* EXTRACTED MATERIAL *
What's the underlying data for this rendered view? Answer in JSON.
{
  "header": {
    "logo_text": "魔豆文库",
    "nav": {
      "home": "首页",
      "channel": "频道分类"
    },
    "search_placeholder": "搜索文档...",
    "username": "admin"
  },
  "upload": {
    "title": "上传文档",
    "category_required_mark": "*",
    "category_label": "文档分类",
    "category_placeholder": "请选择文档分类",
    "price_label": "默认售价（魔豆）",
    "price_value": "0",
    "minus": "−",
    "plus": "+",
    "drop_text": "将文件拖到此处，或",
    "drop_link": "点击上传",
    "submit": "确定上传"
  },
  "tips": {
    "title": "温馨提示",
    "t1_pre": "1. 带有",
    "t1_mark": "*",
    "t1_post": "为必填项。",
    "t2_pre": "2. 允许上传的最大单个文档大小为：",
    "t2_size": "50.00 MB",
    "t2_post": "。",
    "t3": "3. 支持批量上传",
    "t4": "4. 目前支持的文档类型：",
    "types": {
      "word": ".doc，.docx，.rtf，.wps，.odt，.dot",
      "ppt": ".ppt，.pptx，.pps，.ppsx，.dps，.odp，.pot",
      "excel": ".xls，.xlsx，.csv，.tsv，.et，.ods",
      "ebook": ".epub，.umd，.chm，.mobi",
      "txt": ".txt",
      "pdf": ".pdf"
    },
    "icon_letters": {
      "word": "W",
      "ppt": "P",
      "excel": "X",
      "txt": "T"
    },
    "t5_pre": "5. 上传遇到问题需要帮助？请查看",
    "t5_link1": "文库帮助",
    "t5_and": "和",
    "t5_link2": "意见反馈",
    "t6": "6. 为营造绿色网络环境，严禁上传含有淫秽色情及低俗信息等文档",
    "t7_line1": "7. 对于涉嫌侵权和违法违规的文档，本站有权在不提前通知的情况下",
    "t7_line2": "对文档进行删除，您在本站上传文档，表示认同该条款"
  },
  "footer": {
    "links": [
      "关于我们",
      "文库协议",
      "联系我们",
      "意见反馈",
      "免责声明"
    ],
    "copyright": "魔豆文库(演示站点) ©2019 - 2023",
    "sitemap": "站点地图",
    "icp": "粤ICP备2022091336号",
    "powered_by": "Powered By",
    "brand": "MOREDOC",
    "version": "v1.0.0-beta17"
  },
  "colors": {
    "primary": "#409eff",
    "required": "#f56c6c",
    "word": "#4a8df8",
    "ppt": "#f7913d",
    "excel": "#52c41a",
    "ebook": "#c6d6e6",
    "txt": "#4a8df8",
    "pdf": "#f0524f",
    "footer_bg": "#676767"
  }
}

* REQUEST *
Please output the entire listing exactly as it stands.

* RESULT OF THE TASK *
What's the underlying data for this rendered view? Answer in JSON.
{
  "header": {
    "logo_text": "魔豆文库",
    "nav": {
      "home": "首页",
      "channel": "频道分类"
    },
    "search_placeholder": "搜索文档...",
    "username": "admin"
  },
  "upload": {
    "title": "上传文档",
    "category_required_mark": "*",
    "category_label": "文档分类",
    "category_placeholder": "请选择文档分类",
    "price_label": "默认售价（魔豆）",
    "price_value": "0",
    "minus": "−",
    "plus": "+",
    "drop_text": "将文件拖到此处，或",
    "drop_link": "点击上传",
    "submit": "确定上传"
  },
  "tips": {
    "title": "温馨提示",
    "t1_pre": "1. 带有",
    "t1_mark": "*",
    "t1_post": "为必填项。",
    "t2_pre": "2. 允许上传的最大单个文档大小为：",
    "t2_size": "50.00 MB",
    "t2_post": "。",
    "t3": "3. 支持批量上传",
    "t4": "4. 目前支持的文档类型：",
    "types": {
      "word": ".doc，.docx，.rtf，.wps，.odt，.dot",
      "ppt": ".ppt，.pptx，.pps，.ppsx，.dps，.odp，.pot",
      "excel": ".xls，.xlsx，.csv，.tsv，.et，.ods",
      "ebook": ".epub，.umd，.chm，.mobi",
      "txt": ".txt",
      "pdf": ".pdf"
    },
    "icon_letters": {
      "word": "W",
      "ppt": "P",
      "excel": "X",
      "txt": "T"
    },
    "t5_pre": "5. 上传遇到问题需要帮助？请查看",
    "t5_link1": "文库帮助",
    "t5_and": "和",
    "t5_link2": "意见反馈",
    "t6": "6. 为营造绿色网络环境，严禁上传含有淫秽色情及低俗信息等文档",
    "t7_line1": "7. 对于涉嫌侵权和违法违规的文档，本站有权在不提前通知的情况下",
    "t7_line2": "对文档进行删除，您在本站上传文档，表示认同该条款"
  },
  "footer": {
    "links": [
      "关于我们",
      "文库协议",
      "联系我们",
      "意见反馈",
      "免责声明"
    ],
    "copyright": "魔豆文库(演示站点) ©2019 - 2023",
    "sitemap": "站点地图",
    "icp": "粤ICP备2022091336号",
    "powered_by": "Powered By",
    "brand": "MOREDOC",
    "version": "v1.0.0-beta17"
  },
  "colors": {
    "primary": "#409eff",
    "required": "#f56c6c",
    "word": "#4a8df8",
    "ppt": "#f7913d",
    "excel": "#52c41a",
    "ebook": "#c6d6e6",
    "txt": "#4a8df8",
    "pdf": "#f0524f",
    "footer_bg": "#676767"
  }
}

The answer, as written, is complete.